• **SUPPLIED RECORDS**:
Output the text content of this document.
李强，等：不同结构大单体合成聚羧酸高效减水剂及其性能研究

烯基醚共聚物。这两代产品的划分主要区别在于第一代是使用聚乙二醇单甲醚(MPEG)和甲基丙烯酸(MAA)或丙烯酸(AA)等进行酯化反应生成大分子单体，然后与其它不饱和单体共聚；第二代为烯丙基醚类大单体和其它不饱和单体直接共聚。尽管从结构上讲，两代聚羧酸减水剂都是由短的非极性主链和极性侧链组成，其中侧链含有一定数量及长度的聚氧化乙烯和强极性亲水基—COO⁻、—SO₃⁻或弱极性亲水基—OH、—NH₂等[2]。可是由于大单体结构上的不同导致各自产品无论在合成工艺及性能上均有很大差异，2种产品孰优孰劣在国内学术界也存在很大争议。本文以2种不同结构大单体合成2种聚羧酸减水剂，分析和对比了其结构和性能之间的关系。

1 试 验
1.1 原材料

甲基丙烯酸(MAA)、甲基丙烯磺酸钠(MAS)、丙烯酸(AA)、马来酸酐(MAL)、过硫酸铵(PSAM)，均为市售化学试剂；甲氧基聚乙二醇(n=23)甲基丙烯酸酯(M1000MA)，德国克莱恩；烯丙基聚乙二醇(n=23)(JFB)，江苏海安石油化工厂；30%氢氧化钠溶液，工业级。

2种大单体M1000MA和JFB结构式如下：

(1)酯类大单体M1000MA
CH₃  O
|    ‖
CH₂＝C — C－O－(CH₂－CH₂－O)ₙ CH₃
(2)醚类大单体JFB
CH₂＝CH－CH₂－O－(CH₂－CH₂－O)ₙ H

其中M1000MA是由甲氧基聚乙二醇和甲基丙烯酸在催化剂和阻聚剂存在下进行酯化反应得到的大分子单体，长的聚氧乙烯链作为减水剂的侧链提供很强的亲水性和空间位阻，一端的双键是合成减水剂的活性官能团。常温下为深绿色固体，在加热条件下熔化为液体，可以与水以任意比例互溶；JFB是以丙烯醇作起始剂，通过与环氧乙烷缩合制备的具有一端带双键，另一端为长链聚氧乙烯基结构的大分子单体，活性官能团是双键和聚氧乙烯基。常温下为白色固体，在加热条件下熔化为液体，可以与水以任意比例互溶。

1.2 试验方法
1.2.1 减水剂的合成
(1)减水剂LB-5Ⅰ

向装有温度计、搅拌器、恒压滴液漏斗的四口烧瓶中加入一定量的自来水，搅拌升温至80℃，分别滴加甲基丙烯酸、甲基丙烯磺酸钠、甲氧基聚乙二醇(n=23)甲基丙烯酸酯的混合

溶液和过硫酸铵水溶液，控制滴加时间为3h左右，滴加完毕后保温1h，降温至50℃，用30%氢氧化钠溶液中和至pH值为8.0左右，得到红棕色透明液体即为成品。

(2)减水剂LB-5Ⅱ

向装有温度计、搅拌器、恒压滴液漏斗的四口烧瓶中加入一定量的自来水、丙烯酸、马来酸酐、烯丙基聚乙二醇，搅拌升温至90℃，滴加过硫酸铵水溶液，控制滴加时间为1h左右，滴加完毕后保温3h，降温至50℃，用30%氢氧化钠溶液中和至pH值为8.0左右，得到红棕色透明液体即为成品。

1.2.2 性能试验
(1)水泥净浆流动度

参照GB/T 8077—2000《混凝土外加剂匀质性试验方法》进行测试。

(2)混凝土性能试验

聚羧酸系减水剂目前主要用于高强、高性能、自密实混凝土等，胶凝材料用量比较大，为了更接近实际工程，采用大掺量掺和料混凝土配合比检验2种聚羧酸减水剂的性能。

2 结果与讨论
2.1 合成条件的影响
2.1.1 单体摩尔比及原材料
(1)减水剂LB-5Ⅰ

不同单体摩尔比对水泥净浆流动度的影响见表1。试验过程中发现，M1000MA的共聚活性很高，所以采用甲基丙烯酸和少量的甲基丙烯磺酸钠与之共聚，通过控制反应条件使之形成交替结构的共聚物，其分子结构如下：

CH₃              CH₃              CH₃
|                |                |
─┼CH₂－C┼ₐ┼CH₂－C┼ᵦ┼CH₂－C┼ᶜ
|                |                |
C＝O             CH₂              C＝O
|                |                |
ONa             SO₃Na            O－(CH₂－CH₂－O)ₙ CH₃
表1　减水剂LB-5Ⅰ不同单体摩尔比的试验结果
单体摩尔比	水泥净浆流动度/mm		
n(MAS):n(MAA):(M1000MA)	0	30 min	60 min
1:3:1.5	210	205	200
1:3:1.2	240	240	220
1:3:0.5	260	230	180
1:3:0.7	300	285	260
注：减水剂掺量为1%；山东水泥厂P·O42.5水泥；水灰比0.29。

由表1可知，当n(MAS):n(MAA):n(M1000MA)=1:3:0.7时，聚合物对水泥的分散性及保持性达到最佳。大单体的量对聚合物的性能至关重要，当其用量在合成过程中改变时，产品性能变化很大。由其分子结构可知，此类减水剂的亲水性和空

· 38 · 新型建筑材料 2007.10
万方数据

• **EXERCISE BRIEF**: Nothing in the listing may be changed; retype it all exactly.

• **THE REPLY**:
Output the text content of this document.
李强，等：不同结构大单体合成聚羧酸高效减水剂及其性能研究

烯基醚共聚物。这两代产品的划分主要区别在于第一代是使用聚乙二醇单甲醚(MPEG)和甲基丙烯酸(MAA)或丙烯酸(AA)等进行酯化反应生成大分子单体，然后与其它不饱和单体共聚；第二代为烯丙基醚类大单体和其它不饱和单体直接共聚。尽管从结构上讲，两代聚羧酸减水剂都是由短的非极性主链和极性侧链组成，其中侧链含有一定数量及长度的聚氧化乙烯和强极性亲水基—COO⁻、—SO₃⁻或弱极性亲水基—OH、—NH₂等[2]。可是由于大单体结构上的不同导致各自产品无论在合成工艺及性能上均有很大差异，2种产品孰优孰劣在国内学术界也存在很大争议。本文以2种不同结构大单体合成2种聚羧酸减水剂，分析和对比了其结构和性能之间的关系。

1 试 验
1.1 原材料

甲基丙烯酸(MAA)、甲基丙烯磺酸钠(MAS)、丙烯酸(AA)、马来酸酐(MAL)、过硫酸铵(PSAM)，均为市售化学试剂；甲氧基聚乙二醇(n=23)甲基丙烯酸酯(M1000MA)，德国克莱恩；烯丙基聚乙二醇(n=23)(JFB)，江苏海安石油化工厂；30%氢氧化钠溶液，工业级。

2种大单体M1000MA和JFB结构式如下：

(1)酯类大单体M1000MA
CH₃  O
|    ‖
CH₂＝C — C－O－(CH₂－CH₂－O)ₙ CH₃
(2)醚类大单体JFB
CH₂＝CH－CH₂－O－(CH₂－CH₂－O)ₙ H

其中M1000MA是由甲氧基聚乙二醇和甲基丙烯酸在催化剂和阻聚剂存在下进行酯化反应得到的大分子单体，长的聚氧乙烯链作为减水剂的侧链提供很强的亲水性和空间位阻，一端的双键是合成减水剂的活性官能团。常温下为深绿色固体，在加热条件下熔化为液体，可以与水以任意比例互溶；JFB是以丙烯醇作起始剂，通过与环氧乙烷缩合制备的具有一端带双键，另一端为长链聚氧乙烯基结构的大分子单体，活性官能团是双键和聚氧乙烯基。常温下为白色固体，在加热条件下熔化为液体，可以与水以任意比例互溶。

1.2 试验方法
1.2.1 减水剂的合成
(1)减水剂LB-5Ⅰ

向装有温度计、搅拌器、恒压滴液漏斗的四口烧瓶中加入一定量的自来水，搅拌升温至80℃，分别滴加甲基丙烯酸、甲基丙烯磺酸钠、甲氧基聚乙二醇(n=23)甲基丙烯酸酯的混合

溶液和过硫酸铵水溶液，控制滴加时间为3h左右，滴加完毕后保温1h，降温至50℃，用30%氢氧化钠溶液中和至pH值为8.0左右，得到红棕色透明液体即为成品。

(2)减水剂LB-5Ⅱ

向装有温度计、搅拌器、恒压滴液漏斗的四口烧瓶中加入一定量的自来水、丙烯酸、马来酸酐、烯丙基聚乙二醇，搅拌升温至90℃，滴加过硫酸铵水溶液，控制滴加时间为1h左右，滴加完毕后保温3h，降温至50℃，用30%氢氧化钠溶液中和至pH值为8.0左右，得到红棕色透明液体即为成品。

1.2.2 性能试验
(1)水泥净浆流动度

参照GB/T 8077—2000《混凝土外加剂匀质性试验方法》进行测试。

(2)混凝土性能试验

聚羧酸系减水剂目前主要用于高强、高性能、自密实混凝土等，胶凝材料用量比较大，为了更接近实际工程，采用大掺量掺和料混凝土配合比检验2种聚羧酸减水剂的性能。

2 结果与讨论
2.1 合成条件的影响
2.1.1 单体摩尔比及原材料
(1)减水剂LB-5Ⅰ

不同单体摩尔比对水泥净浆流动度的影响见表1。试验过程中发现，M1000MA的共聚活性很高，所以采用甲基丙烯酸和少量的甲基丙烯磺酸钠与之共聚，通过控制反应条件使之形成交替结构的共聚物，其分子结构如下：

CH₃              CH₃              CH₃
|                |                |
─┼CH₂－C┼ₐ┼CH₂－C┼ᵦ┼CH₂－C┼ᶜ
|                |                |
C＝O             CH₂              C＝O
|                |                |
ONa             SO₃Na            O－(CH₂－CH₂－O)ₙ CH₃
表1　减水剂LB-5Ⅰ不同单体摩尔比的试验结果
单体摩尔比	水泥净浆流动度/mm		
n(MAS):n(MAA):(M1000MA)	0	30 min	60 min
1:3:1.5	210	205	200
1:3:1.2	240	240	220
1:3:0.5	260	230	180
1:3:0.7	300	285	260
注：减水剂掺量为1%；山东水泥厂P·O42.5水泥；水灰比0.29。

由表1可知，当n(MAS):n(MAA):n(M1000MA)=1:3:0.7时，聚合物对水泥的分散性及保持性达到最佳。大单体的量对聚合物的性能至关重要，当其用量在合成过程中改变时，产品性能变化很大。由其分子结构可知，此类减水剂的亲水性和空

· 38 · 新型建筑材料 2007.10
万方数据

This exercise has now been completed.